Input rows:
□ □ □ □

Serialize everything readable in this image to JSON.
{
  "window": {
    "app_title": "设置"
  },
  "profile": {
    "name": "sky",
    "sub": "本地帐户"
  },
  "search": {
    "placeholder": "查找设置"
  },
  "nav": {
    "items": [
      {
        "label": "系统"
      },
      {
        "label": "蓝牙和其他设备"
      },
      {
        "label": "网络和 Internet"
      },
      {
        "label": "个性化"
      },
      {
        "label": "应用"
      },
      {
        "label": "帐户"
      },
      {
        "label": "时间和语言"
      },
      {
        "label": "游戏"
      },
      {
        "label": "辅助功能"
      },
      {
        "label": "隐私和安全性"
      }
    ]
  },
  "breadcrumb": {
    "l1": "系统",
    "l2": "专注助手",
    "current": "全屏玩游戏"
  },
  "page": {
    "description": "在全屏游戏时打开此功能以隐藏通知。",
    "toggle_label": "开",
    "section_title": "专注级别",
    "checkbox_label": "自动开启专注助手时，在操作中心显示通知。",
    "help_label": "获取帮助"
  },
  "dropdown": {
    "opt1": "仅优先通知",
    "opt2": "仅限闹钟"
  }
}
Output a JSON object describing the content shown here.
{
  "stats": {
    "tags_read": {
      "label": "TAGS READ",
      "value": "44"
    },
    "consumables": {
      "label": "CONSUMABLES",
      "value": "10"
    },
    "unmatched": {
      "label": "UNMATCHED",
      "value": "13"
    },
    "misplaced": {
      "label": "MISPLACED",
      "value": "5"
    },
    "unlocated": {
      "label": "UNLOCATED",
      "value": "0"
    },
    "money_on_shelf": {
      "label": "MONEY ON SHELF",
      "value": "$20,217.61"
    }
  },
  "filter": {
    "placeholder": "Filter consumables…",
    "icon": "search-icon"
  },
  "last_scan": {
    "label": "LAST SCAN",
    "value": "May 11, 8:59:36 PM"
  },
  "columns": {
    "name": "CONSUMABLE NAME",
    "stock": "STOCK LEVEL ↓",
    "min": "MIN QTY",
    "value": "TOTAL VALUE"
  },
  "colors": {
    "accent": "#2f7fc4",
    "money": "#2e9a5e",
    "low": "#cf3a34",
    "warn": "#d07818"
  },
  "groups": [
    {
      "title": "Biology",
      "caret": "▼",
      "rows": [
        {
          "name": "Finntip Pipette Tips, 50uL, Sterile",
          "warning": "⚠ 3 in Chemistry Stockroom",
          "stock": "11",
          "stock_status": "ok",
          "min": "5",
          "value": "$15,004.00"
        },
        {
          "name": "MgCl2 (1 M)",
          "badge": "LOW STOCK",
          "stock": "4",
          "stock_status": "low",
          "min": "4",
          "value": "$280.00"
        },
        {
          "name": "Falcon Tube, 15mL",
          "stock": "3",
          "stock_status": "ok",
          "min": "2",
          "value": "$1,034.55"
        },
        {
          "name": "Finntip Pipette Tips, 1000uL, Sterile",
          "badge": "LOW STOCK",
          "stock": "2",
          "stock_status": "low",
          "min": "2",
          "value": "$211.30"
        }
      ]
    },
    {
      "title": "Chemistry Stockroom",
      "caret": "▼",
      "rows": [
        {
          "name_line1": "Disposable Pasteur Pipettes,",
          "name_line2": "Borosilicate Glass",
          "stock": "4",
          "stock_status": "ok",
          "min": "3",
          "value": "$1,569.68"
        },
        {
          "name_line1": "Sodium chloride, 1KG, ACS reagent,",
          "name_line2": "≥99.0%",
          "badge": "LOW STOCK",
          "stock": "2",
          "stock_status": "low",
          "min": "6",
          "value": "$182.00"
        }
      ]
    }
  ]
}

□ □ □ □

What you are asked to do: Among the entries, how many lines include the word "Stockroom"? Answer with a single number and nothing further.

Worked solution: 2